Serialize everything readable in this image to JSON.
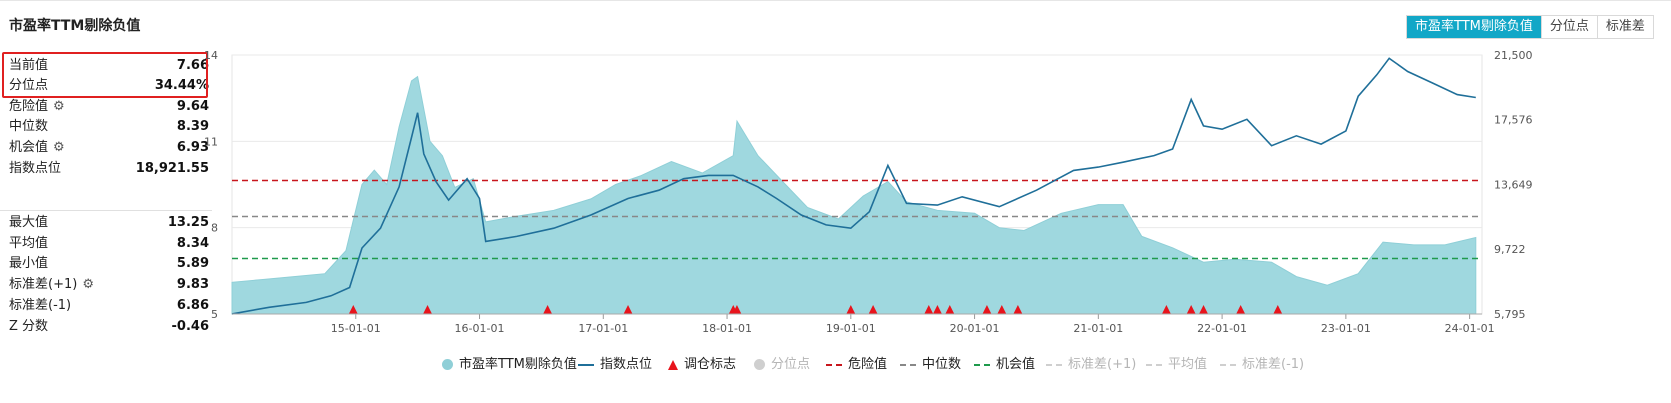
{
  "title": "市盈率TTM剔除负值",
  "tabs": [
    {
      "label": "市盈率TTM剔除负值",
      "active": true
    },
    {
      "label": "分位点",
      "active": false
    },
    {
      "label": "标准差",
      "active": false
    }
  ],
  "stats": {
    "current_label": "当前值",
    "current_value": "7.66",
    "percentile_label": "分位点",
    "percentile_value": "34.44%",
    "danger_label": "危险值",
    "danger_value": "9.64",
    "median_label": "中位数",
    "median_value": "8.39",
    "opportunity_label": "机会值",
    "opportunity_value": "6.93",
    "index_label": "指数点位",
    "index_value": "18,921.55",
    "max_label": "最大值",
    "max_value": "13.25",
    "mean_label": "平均值",
    "mean_value": "8.34",
    "min_label": "最小值",
    "min_value": "5.89",
    "sd_plus_label": "标准差(+1)",
    "sd_plus_value": "9.83",
    "sd_minus_label": "标准差(-1)",
    "sd_minus_value": "6.86",
    "z_label": "Z 分数",
    "z_value": "-0.46"
  },
  "legend": {
    "pe": "市盈率TTM剔除负值",
    "index": "指数点位",
    "rebalance": "调仓标志",
    "percentile": "分位点",
    "danger": "危险值",
    "median": "中位数",
    "opportunity": "机会值",
    "sd_plus": "标准差(+1)",
    "mean": "平均值",
    "sd_minus": "标准差(-1)"
  },
  "colors": {
    "area": "#9fd8df",
    "index_line": "#1f6f99",
    "danger": "#c8161d",
    "median": "#888888",
    "opportunity": "#1f9a4c",
    "marker": "#e8141c",
    "accent": "#12a7c7"
  },
  "chart_data": {
    "type": "area",
    "x_ticks": [
      "15-01-01",
      "16-01-01",
      "17-01-01",
      "18-01-01",
      "19-01-01",
      "20-01-01",
      "21-01-01",
      "22-01-01",
      "23-01-01",
      "24-01-01"
    ],
    "y_left_ticks": [
      "5",
      "8",
      "11",
      "14"
    ],
    "y_left_range": [
      5,
      14
    ],
    "y_right_ticks": [
      "5,795",
      "9,722",
      "13,649",
      "17,576",
      "21,500"
    ],
    "y_right_range": [
      5795,
      21500
    ],
    "x_range": [
      2014.0,
      2024.1
    ],
    "reference_lines": {
      "danger": 9.64,
      "median": 8.39,
      "opportunity": 6.93
    },
    "series": [
      {
        "name": "市盈率TTM剔除负值",
        "kind": "area",
        "axis": "left",
        "points": [
          [
            2014.0,
            6.1
          ],
          [
            2014.25,
            6.2
          ],
          [
            2014.5,
            6.3
          ],
          [
            2014.75,
            6.4
          ],
          [
            2014.92,
            7.2
          ],
          [
            2015.05,
            9.5
          ],
          [
            2015.15,
            10.0
          ],
          [
            2015.25,
            9.5
          ],
          [
            2015.35,
            11.5
          ],
          [
            2015.45,
            13.1
          ],
          [
            2015.5,
            13.25
          ],
          [
            2015.6,
            11.0
          ],
          [
            2015.7,
            10.5
          ],
          [
            2015.8,
            9.4
          ],
          [
            2015.95,
            9.7
          ],
          [
            2016.05,
            8.2
          ],
          [
            2016.3,
            8.4
          ],
          [
            2016.6,
            8.6
          ],
          [
            2016.9,
            9.0
          ],
          [
            2017.1,
            9.5
          ],
          [
            2017.3,
            9.8
          ],
          [
            2017.55,
            10.3
          ],
          [
            2017.8,
            9.9
          ],
          [
            2018.05,
            10.5
          ],
          [
            2018.08,
            11.7
          ],
          [
            2018.25,
            10.5
          ],
          [
            2018.45,
            9.6
          ],
          [
            2018.65,
            8.7
          ],
          [
            2018.9,
            8.3
          ],
          [
            2019.1,
            9.1
          ],
          [
            2019.3,
            9.6
          ],
          [
            2019.45,
            8.9
          ],
          [
            2019.7,
            8.6
          ],
          [
            2020.0,
            8.5
          ],
          [
            2020.2,
            8.0
          ],
          [
            2020.4,
            7.9
          ],
          [
            2020.7,
            8.5
          ],
          [
            2021.0,
            8.8
          ],
          [
            2021.2,
            8.8
          ],
          [
            2021.35,
            7.7
          ],
          [
            2021.6,
            7.3
          ],
          [
            2021.85,
            6.8
          ],
          [
            2022.1,
            6.9
          ],
          [
            2022.4,
            6.8
          ],
          [
            2022.6,
            6.3
          ],
          [
            2022.85,
            6.0
          ],
          [
            2023.1,
            6.4
          ],
          [
            2023.3,
            7.5
          ],
          [
            2023.55,
            7.4
          ],
          [
            2023.8,
            7.4
          ],
          [
            2024.05,
            7.66
          ]
        ]
      },
      {
        "name": "指数点位",
        "kind": "line",
        "axis": "right",
        "points": [
          [
            2014.0,
            5800
          ],
          [
            2014.3,
            6200
          ],
          [
            2014.6,
            6500
          ],
          [
            2014.8,
            6900
          ],
          [
            2014.95,
            7400
          ],
          [
            2015.05,
            9800
          ],
          [
            2015.2,
            11000
          ],
          [
            2015.35,
            13500
          ],
          [
            2015.45,
            16500
          ],
          [
            2015.5,
            18000
          ],
          [
            2015.55,
            15500
          ],
          [
            2015.65,
            13800
          ],
          [
            2015.75,
            12700
          ],
          [
            2015.9,
            14000
          ],
          [
            2016.0,
            12800
          ],
          [
            2016.05,
            10200
          ],
          [
            2016.3,
            10500
          ],
          [
            2016.6,
            11000
          ],
          [
            2016.9,
            11800
          ],
          [
            2017.2,
            12800
          ],
          [
            2017.45,
            13300
          ],
          [
            2017.65,
            14000
          ],
          [
            2017.85,
            14200
          ],
          [
            2018.05,
            14200
          ],
          [
            2018.25,
            13500
          ],
          [
            2018.4,
            12800
          ],
          [
            2018.6,
            11800
          ],
          [
            2018.8,
            11200
          ],
          [
            2019.0,
            11000
          ],
          [
            2019.15,
            12000
          ],
          [
            2019.3,
            14800
          ],
          [
            2019.45,
            12500
          ],
          [
            2019.7,
            12400
          ],
          [
            2019.9,
            12900
          ],
          [
            2020.2,
            12300
          ],
          [
            2020.5,
            13300
          ],
          [
            2020.8,
            14500
          ],
          [
            2021.0,
            14700
          ],
          [
            2021.2,
            15000
          ],
          [
            2021.45,
            15400
          ],
          [
            2021.6,
            15800
          ],
          [
            2021.75,
            18800
          ],
          [
            2021.85,
            17200
          ],
          [
            2022.0,
            17000
          ],
          [
            2022.2,
            17600
          ],
          [
            2022.4,
            16000
          ],
          [
            2022.6,
            16600
          ],
          [
            2022.8,
            16100
          ],
          [
            2023.0,
            16900
          ],
          [
            2023.1,
            19000
          ],
          [
            2023.25,
            20300
          ],
          [
            2023.35,
            21300
          ],
          [
            2023.5,
            20500
          ],
          [
            2023.7,
            19800
          ],
          [
            2023.9,
            19100
          ],
          [
            2024.05,
            18921.55
          ]
        ]
      }
    ],
    "markers": {
      "name": "调仓标志",
      "x": [
        2014.98,
        2015.58,
        2016.55,
        2017.2,
        2018.05,
        2018.08,
        2019.0,
        2019.18,
        2019.63,
        2019.7,
        2019.8,
        2020.1,
        2020.22,
        2020.35,
        2021.55,
        2021.75,
        2021.85,
        2022.15,
        2022.45
      ]
    }
  }
}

------------

> _WRITTEN PROBLEM_
Copy all the records above exactly, but leave out the pictures.

> _SOLUTION TO THIS PROBLEM_
Serialize everything readable in this image to JSON.
{
  "title": "市盈率TTM剔除负值",
  "tabs": [
    {
      "label": "市盈率TTM剔除负值",
      "active": true
    },
    {
      "label": "分位点",
      "active": false
    },
    {
      "label": "标准差",
      "active": false
    }
  ],
  "stats": {
    "current_label": "当前值",
    "current_value": "7.66",
    "percentile_label": "分位点",
    "percentile_value": "34.44%",
    "danger_label": "危险值",
    "danger_value": "9.64",
    "median_label": "中位数",
    "median_value": "8.39",
    "opportunity_label": "机会值",
    "opportunity_value": "6.93",
    "index_label": "指数点位",
    "index_value": "18,921.55",
    "max_label": "最大值",
    "max_value": "13.25",
    "mean_label": "平均值",
    "mean_value": "8.34",
    "min_label": "最小值",
    "min_value": "5.89",
    "sd_plus_label": "标准差(+1)",
    "sd_plus_value": "9.83",
    "sd_minus_label": "标准差(-1)",
    "sd_minus_value": "6.86",
    "z_label": "Z 分数",
    "z_value": "-0.46"
  },
  "legend": {
    "pe": "市盈率TTM剔除负值",
    "index": "指数点位",
    "rebalance": "调仓标志",
    "percentile": "分位点",
    "danger": "危险值",
    "median": "中位数",
    "opportunity": "机会值",
    "sd_plus": "标准差(+1)",
    "mean": "平均值",
    "sd_minus": "标准差(-1)"
  },
  "colors": {
    "area": "#9fd8df",
    "index_line": "#1f6f99",
    "danger": "#c8161d",
    "median": "#888888",
    "opportunity": "#1f9a4c",
    "marker": "#e8141c",
    "accent": "#12a7c7"
  },
  "chart_data": {
    "type": "area",
    "x_ticks": [
      "15-01-01",
      "16-01-01",
      "17-01-01",
      "18-01-01",
      "19-01-01",
      "20-01-01",
      "21-01-01",
      "22-01-01",
      "23-01-01",
      "24-01-01"
    ],
    "y_left_ticks": [
      "5",
      "8",
      "11",
      "14"
    ],
    "y_left_range": [
      5,
      14
    ],
    "y_right_ticks": [
      "5,795",
      "9,722",
      "13,649",
      "17,576",
      "21,500"
    ],
    "y_right_range": [
      5795,
      21500
    ],
    "x_range": [
      2014.0,
      2024.1
    ],
    "reference_lines": {
      "danger": 9.64,
      "median": 8.39,
      "opportunity": 6.93
    },
    "series": [
      {
        "name": "市盈率TTM剔除负值",
        "kind": "area",
        "axis": "left",
        "points": [
          [
            2014.0,
            6.1
          ],
          [
            2014.25,
            6.2
          ],
          [
            2014.5,
            6.3
          ],
          [
            2014.75,
            6.4
          ],
          [
            2014.92,
            7.2
          ],
          [
            2015.05,
            9.5
          ],
          [
            2015.15,
            10.0
          ],
          [
            2015.25,
            9.5
          ],
          [
            2015.35,
            11.5
          ],
          [
            2015.45,
            13.1
          ],
          [
            2015.5,
            13.25
          ],
          [
            2015.6,
            11.0
          ],
          [
            2015.7,
            10.5
          ],
          [
            2015.8,
            9.4
          ],
          [
            2015.95,
            9.7
          ],
          [
            2016.05,
            8.2
          ],
          [
            2016.3,
            8.4
          ],
          [
            2016.6,
            8.6
          ],
          [
            2016.9,
            9.0
          ],
          [
            2017.1,
            9.5
          ],
          [
            2017.3,
            9.8
          ],
          [
            2017.55,
            10.3
          ],
          [
            2017.8,
            9.9
          ],
          [
            2018.05,
            10.5
          ],
          [
            2018.08,
            11.7
          ],
          [
            2018.25,
            10.5
          ],
          [
            2018.45,
            9.6
          ],
          [
            2018.65,
            8.7
          ],
          [
            2018.9,
            8.3
          ],
          [
            2019.1,
            9.1
          ],
          [
            2019.3,
            9.6
          ],
          [
            2019.45,
            8.9
          ],
          [
            2019.7,
            8.6
          ],
          [
            2020.0,
            8.5
          ],
          [
            2020.2,
            8.0
          ],
          [
            2020.4,
            7.9
          ],
          [
            2020.7,
            8.5
          ],
          [
            2021.0,
            8.8
          ],
          [
            2021.2,
            8.8
          ],
          [
            2021.35,
            7.7
          ],
          [
            2021.6,
            7.3
          ],
          [
            2021.85,
            6.8
          ],
          [
            2022.1,
            6.9
          ],
          [
            2022.4,
            6.8
          ],
          [
            2022.6,
            6.3
          ],
          [
            2022.85,
            6.0
          ],
          [
            2023.1,
            6.4
          ],
          [
            2023.3,
            7.5
          ],
          [
            2023.55,
            7.4
          ],
          [
            2023.8,
            7.4
          ],
          [
            2024.05,
            7.66
          ]
        ]
      },
      {
        "name": "指数点位",
        "kind": "line",
        "axis": "right",
        "points": [
          [
            2014.0,
            5800
          ],
          [
            2014.3,
            6200
          ],
          [
            2014.6,
            6500
          ],
          [
            2014.8,
            6900
          ],
          [
            2014.95,
            7400
          ],
          [
            2015.05,
            9800
          ],
          [
            2015.2,
            11000
          ],
          [
            2015.35,
            13500
          ],
          [
            2015.45,
            16500
          ],
          [
            2015.5,
            18000
          ],
          [
            2015.55,
            15500
          ],
          [
            2015.65,
            13800
          ],
          [
            2015.75,
            12700
          ],
          [
            2015.9,
            14000
          ],
          [
            2016.0,
            12800
          ],
          [
            2016.05,
            10200
          ],
          [
            2016.3,
            10500
          ],
          [
            2016.6,
            11000
          ],
          [
            2016.9,
            11800
          ],
          [
            2017.2,
            12800
          ],
          [
            2017.45,
            13300
          ],
          [
            2017.65,
            14000
          ],
          [
            2017.85,
            14200
          ],
          [
            2018.05,
            14200
          ],
          [
            2018.25,
            13500
          ],
          [
            2018.4,
            12800
          ],
          [
            2018.6,
            11800
          ],
          [
            2018.8,
            11200
          ],
          [
            2019.0,
            11000
          ],
          [
            2019.15,
            12000
          ],
          [
            2019.3,
            14800
          ],
          [
            2019.45,
            12500
          ],
          [
            2019.7,
            12400
          ],
          [
            2019.9,
            12900
          ],
          [
            2020.2,
            12300
          ],
          [
            2020.5,
            13300
          ],
          [
            2020.8,
            14500
          ],
          [
            2021.0,
            14700
          ],
          [
            2021.2,
            15000
          ],
          [
            2021.45,
            15400
          ],
          [
            2021.6,
            15800
          ],
          [
            2021.75,
            18800
          ],
          [
            2021.85,
            17200
          ],
          [
            2022.0,
            17000
          ],
          [
            2022.2,
            17600
          ],
          [
            2022.4,
            16000
          ],
          [
            2022.6,
            16600
          ],
          [
            2022.8,
            16100
          ],
          [
            2023.0,
            16900
          ],
          [
            2023.1,
            19000
          ],
          [
            2023.25,
            20300
          ],
          [
            2023.35,
            21300
          ],
          [
            2023.5,
            20500
          ],
          [
            2023.7,
            19800
          ],
          [
            2023.9,
            19100
          ],
          [
            2024.05,
            18921.55
          ]
        ]
      }
    ],
    "markers": {
      "name": "调仓标志",
      "x": [
        2014.98,
        2015.58,
        2016.55,
        2017.2,
        2018.05,
        2018.08,
        2019.0,
        2019.18,
        2019.63,
        2019.7,
        2019.8,
        2020.1,
        2020.22,
        2020.35,
        2021.55,
        2021.75,
        2021.85,
        2022.15,
        2022.45
      ]
    }
  }
}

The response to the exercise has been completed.